> _Provided data_
----------------------------------------
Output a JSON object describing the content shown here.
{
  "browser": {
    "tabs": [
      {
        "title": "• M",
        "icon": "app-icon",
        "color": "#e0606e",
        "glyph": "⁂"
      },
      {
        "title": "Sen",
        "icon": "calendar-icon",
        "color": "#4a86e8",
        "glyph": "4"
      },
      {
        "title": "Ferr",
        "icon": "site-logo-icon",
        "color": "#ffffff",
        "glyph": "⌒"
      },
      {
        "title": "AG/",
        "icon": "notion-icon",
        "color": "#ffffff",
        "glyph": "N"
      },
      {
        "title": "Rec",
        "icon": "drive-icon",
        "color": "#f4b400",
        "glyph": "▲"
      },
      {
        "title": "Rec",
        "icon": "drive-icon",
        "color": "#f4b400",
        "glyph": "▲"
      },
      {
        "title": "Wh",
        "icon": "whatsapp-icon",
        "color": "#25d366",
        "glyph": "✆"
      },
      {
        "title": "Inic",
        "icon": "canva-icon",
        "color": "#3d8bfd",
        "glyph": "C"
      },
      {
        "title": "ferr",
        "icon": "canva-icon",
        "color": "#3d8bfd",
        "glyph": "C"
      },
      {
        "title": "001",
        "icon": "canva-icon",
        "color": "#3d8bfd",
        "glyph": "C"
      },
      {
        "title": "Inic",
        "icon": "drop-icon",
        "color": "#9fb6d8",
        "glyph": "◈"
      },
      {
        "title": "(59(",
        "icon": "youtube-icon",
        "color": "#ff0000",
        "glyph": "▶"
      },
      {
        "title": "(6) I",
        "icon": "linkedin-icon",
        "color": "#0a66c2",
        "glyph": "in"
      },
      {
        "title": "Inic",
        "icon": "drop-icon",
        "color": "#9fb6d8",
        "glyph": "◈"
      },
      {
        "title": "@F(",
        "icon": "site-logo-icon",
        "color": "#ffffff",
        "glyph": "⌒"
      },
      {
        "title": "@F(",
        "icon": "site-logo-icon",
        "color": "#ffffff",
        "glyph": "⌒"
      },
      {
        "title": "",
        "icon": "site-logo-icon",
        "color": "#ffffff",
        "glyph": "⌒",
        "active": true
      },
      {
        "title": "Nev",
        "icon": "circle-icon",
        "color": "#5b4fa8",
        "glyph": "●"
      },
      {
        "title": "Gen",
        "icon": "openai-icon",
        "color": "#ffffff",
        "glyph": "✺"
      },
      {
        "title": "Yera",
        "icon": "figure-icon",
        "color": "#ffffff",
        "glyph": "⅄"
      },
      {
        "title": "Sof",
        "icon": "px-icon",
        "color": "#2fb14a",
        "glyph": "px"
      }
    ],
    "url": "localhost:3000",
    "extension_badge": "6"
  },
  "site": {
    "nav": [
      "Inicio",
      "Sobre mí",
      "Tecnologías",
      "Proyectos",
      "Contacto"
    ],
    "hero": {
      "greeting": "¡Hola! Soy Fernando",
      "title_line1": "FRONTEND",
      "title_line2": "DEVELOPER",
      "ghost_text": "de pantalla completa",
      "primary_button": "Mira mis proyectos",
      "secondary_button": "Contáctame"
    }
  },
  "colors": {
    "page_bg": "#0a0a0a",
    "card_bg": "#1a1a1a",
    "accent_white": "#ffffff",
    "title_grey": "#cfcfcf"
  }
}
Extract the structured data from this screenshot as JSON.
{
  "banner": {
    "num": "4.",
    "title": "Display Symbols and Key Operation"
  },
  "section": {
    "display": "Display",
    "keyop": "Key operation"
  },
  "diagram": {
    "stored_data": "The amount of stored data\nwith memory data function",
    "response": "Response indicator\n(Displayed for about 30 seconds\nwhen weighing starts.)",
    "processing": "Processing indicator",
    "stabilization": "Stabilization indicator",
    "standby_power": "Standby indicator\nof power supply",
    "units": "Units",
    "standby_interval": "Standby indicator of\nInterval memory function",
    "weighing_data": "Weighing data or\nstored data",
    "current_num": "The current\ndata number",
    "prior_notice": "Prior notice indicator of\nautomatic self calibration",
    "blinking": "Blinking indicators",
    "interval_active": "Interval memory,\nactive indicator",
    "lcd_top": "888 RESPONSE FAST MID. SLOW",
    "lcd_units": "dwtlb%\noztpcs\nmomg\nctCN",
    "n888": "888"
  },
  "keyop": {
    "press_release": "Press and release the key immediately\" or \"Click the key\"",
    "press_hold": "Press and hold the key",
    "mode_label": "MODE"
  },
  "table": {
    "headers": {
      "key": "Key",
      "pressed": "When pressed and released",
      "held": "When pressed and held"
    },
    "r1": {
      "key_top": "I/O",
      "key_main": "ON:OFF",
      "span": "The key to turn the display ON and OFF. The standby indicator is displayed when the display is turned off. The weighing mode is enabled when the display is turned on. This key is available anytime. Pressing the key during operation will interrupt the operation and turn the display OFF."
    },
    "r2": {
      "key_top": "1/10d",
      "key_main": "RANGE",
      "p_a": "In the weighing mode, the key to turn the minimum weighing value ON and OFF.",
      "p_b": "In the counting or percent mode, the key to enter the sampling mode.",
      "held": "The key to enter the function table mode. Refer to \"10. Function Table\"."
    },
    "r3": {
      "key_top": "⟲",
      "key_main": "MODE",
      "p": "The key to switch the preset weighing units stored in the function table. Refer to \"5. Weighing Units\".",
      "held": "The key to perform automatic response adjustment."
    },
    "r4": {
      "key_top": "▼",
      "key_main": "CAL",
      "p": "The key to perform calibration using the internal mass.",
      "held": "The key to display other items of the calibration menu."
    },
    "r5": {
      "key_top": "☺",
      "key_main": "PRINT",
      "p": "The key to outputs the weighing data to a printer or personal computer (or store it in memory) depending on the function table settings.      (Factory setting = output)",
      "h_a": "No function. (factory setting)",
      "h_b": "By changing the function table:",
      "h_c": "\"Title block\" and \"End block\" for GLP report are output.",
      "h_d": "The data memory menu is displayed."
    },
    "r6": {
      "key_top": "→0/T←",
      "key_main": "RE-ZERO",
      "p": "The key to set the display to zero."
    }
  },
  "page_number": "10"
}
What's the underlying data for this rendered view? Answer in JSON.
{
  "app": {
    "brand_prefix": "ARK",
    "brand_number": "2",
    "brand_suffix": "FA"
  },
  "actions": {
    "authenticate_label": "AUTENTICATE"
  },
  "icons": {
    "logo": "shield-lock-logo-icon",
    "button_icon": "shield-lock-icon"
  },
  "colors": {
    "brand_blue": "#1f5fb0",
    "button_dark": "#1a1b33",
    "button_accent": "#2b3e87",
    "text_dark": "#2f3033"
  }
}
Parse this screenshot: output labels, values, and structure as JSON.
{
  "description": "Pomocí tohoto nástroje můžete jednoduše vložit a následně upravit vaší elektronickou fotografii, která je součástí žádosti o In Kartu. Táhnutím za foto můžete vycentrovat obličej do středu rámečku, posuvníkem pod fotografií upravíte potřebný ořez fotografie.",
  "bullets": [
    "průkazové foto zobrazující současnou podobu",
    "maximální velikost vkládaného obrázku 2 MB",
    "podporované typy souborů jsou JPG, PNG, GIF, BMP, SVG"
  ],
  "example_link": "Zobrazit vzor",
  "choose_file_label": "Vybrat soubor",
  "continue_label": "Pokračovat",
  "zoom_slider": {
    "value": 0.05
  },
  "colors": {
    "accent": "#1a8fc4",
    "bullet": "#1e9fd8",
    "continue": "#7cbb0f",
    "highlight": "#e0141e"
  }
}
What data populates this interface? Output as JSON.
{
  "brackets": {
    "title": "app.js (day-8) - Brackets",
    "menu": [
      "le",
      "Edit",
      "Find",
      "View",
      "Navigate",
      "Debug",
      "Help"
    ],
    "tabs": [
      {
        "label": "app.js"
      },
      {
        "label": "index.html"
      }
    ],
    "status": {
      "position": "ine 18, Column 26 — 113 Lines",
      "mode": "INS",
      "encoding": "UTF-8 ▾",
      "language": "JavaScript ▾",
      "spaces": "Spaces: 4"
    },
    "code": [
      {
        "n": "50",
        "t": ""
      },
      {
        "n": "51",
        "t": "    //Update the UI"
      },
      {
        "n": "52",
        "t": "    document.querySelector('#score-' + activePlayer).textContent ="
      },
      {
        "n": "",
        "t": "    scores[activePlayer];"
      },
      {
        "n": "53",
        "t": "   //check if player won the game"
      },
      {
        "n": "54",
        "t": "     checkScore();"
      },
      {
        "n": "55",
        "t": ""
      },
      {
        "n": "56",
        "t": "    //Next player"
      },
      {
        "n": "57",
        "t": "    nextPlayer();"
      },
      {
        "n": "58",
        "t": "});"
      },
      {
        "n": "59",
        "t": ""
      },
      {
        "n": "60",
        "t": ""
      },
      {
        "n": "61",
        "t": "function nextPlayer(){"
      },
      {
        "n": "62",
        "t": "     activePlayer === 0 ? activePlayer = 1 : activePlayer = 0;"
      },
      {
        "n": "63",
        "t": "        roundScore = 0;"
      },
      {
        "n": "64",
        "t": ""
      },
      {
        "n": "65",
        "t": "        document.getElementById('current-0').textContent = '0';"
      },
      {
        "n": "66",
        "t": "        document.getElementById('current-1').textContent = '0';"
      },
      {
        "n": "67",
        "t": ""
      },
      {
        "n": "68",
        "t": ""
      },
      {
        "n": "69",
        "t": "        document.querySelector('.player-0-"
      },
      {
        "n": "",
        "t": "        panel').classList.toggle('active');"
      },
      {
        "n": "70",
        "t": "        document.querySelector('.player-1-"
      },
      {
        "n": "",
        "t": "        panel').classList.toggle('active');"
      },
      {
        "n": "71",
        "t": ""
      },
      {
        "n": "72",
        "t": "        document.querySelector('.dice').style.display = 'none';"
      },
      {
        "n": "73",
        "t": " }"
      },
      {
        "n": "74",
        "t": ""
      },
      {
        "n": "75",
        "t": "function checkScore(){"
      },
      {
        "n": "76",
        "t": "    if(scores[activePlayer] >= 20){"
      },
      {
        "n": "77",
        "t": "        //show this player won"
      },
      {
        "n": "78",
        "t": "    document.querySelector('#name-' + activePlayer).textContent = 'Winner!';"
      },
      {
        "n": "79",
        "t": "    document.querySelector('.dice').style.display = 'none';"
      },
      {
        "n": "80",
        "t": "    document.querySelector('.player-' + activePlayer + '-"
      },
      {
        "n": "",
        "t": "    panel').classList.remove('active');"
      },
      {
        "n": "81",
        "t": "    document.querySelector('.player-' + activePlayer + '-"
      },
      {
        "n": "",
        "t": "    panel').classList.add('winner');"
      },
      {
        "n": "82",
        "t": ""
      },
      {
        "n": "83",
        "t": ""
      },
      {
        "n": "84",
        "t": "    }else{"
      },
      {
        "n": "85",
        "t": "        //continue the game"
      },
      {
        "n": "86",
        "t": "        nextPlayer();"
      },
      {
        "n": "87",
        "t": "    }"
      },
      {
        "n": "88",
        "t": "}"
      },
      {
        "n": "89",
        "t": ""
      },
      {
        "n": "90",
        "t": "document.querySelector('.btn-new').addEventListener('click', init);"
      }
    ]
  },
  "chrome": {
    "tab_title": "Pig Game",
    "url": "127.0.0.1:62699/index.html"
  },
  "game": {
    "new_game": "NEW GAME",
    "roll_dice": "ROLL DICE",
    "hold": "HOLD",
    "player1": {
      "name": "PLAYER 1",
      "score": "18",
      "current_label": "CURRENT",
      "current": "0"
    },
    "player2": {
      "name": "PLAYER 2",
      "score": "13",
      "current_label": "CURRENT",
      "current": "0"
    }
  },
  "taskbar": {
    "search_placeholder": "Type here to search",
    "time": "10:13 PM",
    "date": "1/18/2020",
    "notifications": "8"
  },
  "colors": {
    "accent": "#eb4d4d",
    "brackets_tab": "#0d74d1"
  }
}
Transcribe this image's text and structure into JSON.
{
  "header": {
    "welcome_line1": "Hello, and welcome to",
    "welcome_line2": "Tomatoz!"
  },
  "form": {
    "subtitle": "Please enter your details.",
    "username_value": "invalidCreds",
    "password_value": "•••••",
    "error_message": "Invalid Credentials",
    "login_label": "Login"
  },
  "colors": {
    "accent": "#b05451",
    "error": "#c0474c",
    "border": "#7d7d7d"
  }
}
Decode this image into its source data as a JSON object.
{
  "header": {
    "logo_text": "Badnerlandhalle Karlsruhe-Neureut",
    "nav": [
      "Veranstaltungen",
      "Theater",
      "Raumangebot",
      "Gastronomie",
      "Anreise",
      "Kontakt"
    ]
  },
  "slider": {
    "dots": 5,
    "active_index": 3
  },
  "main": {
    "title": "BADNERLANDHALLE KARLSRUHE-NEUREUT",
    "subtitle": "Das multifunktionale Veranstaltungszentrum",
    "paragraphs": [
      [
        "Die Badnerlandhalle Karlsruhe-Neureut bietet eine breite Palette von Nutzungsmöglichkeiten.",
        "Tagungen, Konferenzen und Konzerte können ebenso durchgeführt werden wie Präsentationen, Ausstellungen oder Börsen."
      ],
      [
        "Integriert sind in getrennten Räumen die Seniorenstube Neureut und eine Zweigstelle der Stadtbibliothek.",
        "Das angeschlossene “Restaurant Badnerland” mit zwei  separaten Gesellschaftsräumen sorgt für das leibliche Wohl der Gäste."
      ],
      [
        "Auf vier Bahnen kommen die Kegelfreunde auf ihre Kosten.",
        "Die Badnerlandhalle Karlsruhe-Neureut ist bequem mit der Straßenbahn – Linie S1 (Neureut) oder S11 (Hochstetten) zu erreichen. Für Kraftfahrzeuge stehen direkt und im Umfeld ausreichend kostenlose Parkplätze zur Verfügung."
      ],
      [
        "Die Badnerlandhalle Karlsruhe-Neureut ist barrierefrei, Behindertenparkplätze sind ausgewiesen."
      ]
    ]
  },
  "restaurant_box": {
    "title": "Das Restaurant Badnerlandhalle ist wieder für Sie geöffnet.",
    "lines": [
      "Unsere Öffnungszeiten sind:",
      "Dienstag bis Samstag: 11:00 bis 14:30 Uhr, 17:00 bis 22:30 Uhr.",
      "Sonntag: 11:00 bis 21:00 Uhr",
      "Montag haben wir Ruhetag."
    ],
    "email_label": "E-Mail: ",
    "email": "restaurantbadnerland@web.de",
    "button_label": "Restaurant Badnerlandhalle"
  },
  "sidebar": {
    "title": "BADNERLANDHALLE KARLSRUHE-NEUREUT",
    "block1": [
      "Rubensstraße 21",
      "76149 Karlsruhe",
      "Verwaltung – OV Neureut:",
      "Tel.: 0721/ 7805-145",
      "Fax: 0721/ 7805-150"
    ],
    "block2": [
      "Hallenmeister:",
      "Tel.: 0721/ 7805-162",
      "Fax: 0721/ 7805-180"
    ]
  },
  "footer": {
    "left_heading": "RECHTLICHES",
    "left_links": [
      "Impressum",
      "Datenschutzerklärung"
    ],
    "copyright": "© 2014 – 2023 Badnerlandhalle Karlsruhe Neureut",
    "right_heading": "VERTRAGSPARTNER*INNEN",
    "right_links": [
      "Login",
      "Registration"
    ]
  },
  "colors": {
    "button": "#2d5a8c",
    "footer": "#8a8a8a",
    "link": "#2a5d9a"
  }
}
----------------------------------------
> _What to do_
Copy out each line of the entries that holds "perform".

> _In response_
      "held": "The key to perform automatic response adjustment."
      "p": "The key to perform calibration using the internal mass.",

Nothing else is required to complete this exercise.